What to produce:
Check each line of the listing, and copy it if it contains the word "pöördunud".
[Start]
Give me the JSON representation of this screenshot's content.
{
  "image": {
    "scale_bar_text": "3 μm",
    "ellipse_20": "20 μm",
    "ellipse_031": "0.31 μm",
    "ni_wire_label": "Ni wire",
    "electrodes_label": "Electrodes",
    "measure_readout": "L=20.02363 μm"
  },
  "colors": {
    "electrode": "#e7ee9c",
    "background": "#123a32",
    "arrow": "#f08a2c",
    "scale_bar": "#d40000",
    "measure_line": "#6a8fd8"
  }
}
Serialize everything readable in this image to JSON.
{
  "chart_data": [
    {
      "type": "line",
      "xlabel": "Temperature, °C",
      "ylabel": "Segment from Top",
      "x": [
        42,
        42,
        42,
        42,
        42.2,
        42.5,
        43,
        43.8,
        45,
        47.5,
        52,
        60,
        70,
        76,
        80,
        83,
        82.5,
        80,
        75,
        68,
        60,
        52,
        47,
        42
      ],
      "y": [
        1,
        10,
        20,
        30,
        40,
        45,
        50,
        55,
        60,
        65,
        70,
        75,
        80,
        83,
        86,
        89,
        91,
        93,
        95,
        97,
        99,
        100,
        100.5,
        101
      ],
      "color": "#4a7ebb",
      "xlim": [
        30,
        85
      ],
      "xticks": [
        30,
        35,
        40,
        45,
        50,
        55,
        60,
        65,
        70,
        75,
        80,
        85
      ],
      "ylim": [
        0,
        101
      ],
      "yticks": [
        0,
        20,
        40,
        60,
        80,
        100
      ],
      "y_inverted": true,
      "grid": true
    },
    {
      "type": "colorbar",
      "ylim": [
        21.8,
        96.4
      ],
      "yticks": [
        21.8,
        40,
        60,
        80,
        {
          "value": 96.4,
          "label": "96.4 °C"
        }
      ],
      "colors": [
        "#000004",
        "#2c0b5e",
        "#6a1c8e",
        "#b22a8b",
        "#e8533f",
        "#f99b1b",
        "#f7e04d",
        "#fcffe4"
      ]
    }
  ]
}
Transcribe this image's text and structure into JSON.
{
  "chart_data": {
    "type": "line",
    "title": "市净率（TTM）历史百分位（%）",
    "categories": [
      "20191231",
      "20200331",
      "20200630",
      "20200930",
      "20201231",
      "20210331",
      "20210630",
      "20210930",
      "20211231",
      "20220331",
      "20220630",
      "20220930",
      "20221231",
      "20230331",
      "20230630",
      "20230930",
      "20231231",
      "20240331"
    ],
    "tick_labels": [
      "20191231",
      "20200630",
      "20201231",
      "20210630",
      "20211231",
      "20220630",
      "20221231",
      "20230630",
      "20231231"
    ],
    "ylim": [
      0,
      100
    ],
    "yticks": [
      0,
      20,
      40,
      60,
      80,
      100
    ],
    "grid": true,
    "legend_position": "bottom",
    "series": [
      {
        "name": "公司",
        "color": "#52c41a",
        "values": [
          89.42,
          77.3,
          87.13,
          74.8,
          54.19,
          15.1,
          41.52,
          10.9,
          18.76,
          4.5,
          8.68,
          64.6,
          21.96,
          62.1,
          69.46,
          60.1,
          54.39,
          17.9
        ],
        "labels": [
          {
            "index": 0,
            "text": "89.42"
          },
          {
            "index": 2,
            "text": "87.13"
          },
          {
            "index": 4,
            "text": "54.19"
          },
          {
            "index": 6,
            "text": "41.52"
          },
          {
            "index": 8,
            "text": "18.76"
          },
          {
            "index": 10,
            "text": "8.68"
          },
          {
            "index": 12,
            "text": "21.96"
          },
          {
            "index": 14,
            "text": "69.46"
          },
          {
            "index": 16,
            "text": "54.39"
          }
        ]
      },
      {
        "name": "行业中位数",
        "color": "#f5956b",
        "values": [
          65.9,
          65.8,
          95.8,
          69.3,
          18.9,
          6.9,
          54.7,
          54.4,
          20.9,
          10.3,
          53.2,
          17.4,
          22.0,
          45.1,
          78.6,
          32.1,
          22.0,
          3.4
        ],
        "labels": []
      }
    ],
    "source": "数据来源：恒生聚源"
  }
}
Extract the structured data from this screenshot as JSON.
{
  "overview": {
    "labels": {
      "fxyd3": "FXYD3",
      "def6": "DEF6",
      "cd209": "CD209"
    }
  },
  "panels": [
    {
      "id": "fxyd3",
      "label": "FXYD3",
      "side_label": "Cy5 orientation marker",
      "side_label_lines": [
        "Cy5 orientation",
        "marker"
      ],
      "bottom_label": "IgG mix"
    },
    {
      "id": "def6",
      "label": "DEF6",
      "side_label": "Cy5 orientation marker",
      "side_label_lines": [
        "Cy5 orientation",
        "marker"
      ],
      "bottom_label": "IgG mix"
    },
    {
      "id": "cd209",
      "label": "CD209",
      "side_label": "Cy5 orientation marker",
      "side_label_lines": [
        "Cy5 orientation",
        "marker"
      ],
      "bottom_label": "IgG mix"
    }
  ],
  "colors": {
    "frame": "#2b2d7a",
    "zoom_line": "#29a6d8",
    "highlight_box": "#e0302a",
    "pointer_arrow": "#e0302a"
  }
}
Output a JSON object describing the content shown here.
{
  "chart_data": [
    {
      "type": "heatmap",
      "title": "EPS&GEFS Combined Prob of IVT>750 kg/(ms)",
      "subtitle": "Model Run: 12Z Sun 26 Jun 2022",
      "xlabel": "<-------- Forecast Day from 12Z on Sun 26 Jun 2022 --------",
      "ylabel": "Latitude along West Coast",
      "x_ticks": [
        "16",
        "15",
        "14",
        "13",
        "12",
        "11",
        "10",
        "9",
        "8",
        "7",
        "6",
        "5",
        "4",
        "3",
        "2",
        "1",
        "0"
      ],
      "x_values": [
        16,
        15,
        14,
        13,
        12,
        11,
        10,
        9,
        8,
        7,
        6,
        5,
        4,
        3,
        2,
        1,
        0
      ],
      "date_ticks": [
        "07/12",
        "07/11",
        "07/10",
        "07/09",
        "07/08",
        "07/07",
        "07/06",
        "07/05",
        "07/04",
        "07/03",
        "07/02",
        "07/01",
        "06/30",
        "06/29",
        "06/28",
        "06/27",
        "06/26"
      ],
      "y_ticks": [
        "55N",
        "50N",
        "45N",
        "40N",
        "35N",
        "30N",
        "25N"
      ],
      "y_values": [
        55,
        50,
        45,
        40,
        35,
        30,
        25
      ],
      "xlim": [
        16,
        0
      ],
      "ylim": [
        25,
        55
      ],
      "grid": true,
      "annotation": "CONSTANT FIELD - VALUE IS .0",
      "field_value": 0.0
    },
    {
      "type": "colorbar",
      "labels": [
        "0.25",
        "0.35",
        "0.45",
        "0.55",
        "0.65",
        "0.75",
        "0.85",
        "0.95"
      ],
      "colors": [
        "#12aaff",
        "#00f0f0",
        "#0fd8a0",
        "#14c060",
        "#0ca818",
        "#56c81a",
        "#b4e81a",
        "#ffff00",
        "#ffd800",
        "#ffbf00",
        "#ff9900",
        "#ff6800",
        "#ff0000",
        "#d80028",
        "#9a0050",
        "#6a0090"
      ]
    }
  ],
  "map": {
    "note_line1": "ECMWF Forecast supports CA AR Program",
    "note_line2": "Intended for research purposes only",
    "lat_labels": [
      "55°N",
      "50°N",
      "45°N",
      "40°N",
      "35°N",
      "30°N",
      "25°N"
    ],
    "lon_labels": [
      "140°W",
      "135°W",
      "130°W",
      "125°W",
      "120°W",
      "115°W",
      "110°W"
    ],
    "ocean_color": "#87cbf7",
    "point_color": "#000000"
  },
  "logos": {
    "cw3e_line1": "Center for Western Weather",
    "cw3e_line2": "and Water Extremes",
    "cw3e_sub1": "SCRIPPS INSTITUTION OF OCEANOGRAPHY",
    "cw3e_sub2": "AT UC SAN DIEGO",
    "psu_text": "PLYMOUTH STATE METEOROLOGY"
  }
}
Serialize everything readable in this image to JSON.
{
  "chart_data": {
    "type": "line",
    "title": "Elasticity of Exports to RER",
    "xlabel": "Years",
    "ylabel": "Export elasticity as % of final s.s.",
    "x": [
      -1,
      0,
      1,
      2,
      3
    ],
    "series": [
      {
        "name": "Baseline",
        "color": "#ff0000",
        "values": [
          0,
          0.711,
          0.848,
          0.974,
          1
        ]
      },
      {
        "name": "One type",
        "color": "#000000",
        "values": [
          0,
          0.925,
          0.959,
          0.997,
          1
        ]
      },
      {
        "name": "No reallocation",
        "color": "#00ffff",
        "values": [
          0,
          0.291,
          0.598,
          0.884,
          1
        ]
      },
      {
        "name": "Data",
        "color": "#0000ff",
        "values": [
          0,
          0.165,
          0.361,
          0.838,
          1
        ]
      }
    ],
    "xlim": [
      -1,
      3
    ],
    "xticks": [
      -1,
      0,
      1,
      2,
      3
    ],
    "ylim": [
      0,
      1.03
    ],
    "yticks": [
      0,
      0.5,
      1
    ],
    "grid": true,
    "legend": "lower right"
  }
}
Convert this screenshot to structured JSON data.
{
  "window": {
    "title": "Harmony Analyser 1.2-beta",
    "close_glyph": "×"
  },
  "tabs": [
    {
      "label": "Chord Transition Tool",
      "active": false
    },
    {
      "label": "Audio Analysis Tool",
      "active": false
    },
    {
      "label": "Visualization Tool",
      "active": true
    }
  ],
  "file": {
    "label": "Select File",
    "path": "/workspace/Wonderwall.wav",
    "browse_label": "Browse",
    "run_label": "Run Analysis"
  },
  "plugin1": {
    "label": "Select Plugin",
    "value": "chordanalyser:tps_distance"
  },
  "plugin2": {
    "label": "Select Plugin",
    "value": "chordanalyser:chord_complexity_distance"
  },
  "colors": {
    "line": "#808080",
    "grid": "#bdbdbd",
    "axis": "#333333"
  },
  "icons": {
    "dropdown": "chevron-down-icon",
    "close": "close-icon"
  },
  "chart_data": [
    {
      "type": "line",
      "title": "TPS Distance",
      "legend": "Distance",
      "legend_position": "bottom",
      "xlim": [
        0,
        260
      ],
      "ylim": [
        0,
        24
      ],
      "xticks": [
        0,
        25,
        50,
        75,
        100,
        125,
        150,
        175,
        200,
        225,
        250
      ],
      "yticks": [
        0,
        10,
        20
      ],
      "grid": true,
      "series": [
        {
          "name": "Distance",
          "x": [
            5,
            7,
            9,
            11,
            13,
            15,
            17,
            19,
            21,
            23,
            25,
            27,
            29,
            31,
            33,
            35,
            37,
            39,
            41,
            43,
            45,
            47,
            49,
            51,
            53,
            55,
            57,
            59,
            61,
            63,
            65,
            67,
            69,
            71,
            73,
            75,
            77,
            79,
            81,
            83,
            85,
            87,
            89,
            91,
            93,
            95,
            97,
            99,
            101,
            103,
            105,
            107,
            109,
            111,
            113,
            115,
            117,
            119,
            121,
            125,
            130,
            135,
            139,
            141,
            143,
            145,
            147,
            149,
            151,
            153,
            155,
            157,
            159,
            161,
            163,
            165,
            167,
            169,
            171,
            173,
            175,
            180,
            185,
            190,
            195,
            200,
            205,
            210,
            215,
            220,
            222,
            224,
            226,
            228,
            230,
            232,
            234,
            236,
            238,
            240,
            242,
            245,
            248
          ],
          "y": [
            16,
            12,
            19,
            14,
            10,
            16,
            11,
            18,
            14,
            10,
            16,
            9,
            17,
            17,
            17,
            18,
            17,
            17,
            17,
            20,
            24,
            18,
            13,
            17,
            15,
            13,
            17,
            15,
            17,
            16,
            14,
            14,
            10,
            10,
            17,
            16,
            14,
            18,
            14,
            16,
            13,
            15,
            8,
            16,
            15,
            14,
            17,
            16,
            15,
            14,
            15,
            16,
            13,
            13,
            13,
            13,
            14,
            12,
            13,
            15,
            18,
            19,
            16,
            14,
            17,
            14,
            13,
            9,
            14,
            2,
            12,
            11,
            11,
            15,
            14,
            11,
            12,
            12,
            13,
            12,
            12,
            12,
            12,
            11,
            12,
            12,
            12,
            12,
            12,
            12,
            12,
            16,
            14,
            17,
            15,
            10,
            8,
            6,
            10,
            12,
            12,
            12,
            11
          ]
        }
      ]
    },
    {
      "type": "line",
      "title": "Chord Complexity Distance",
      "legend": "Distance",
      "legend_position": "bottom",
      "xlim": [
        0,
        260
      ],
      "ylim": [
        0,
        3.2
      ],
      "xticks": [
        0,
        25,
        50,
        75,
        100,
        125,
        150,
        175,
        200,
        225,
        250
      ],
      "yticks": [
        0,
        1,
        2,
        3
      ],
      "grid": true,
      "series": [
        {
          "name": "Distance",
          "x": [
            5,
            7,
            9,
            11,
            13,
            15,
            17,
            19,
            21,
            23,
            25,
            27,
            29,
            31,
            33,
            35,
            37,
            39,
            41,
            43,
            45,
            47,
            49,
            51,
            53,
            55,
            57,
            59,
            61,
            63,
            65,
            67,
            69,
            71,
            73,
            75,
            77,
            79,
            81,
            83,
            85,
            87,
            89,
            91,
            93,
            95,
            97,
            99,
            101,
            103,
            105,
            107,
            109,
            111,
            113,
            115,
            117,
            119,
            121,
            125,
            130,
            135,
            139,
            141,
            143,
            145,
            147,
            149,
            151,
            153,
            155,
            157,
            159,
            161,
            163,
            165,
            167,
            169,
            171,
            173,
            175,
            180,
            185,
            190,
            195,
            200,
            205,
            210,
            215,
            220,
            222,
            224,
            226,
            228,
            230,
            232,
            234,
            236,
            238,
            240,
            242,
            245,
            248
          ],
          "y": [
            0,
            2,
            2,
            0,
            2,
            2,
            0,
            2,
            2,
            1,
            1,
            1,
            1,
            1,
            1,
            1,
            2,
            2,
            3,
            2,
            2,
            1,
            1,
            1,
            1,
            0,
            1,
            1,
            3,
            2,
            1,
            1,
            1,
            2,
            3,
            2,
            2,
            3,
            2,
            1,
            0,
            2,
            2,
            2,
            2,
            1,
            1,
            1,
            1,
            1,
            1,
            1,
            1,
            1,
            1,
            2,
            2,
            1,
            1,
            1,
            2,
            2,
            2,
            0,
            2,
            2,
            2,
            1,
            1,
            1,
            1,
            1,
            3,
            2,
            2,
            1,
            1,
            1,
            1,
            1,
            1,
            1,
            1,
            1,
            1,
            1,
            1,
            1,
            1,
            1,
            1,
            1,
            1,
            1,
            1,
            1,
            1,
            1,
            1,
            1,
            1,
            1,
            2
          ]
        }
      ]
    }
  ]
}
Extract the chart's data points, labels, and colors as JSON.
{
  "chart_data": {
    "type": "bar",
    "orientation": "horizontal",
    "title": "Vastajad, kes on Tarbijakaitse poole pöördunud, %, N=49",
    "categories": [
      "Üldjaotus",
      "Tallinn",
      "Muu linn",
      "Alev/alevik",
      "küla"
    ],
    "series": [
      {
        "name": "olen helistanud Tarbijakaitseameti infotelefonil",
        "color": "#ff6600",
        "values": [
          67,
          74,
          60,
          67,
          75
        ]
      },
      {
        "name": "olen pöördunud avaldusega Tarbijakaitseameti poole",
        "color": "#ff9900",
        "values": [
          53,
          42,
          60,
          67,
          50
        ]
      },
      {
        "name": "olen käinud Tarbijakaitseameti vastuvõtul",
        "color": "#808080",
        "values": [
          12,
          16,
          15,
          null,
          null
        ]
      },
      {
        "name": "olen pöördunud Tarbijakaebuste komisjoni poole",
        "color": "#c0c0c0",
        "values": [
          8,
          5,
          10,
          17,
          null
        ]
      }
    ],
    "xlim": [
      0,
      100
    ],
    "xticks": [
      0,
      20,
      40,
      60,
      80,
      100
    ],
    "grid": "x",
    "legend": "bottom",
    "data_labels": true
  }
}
[End]
Final result:
    "title": "Vastajad, kes on Tarbijakaitse poole pöördunud, %, N=49",
        "name": "olen pöördunud avaldusega Tarbijakaitseameti poole",
        "name": "olen pöördunud Tarbijakaebuste komisjoni poole",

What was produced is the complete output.